Task brief: Repeat the listing in full. Nothing may be added or left out.

Provided material:

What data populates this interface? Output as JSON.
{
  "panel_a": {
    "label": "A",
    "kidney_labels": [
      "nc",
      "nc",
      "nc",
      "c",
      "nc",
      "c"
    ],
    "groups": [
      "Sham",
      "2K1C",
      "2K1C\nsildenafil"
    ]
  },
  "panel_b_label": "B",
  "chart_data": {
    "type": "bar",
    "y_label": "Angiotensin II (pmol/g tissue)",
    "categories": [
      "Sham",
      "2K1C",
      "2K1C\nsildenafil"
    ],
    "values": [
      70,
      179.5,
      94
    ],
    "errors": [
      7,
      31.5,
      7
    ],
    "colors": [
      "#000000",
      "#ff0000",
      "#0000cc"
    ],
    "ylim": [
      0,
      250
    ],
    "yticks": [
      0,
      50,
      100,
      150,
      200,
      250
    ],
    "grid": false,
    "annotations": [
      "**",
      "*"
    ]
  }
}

Solution:
What data populates this interface? Output as JSON.
{
  "panel_a": {
    "label": "A",
    "kidney_labels": [
      "nc",
      "nc",
      "nc",
      "c",
      "nc",
      "c"
    ],
    "groups": [
      "Sham",
      "2K1C",
      "2K1C\nsildenafil"
    ]
  },
  "panel_b_label": "B",
  "chart_data": {
    "type": "bar",
    "y_label": "Angiotensin II (pmol/g tissue)",
    "categories": [
      "Sham",
      "2K1C",
      "2K1C\nsildenafil"
    ],
    "values": [
      70,
      179.5,
      94
    ],
    "errors": [
      7,
      31.5,
      7
    ],
    "colors": [
      "#000000",
      "#ff0000",
      "#0000cc"
    ],
    "ylim": [
      0,
      250
    ],
    "yticks": [
      0,
      50,
      100,
      150,
      200,
      250
    ],
    "grid": false,
    "annotations": [
      "**",
      "*"
    ]
  }
}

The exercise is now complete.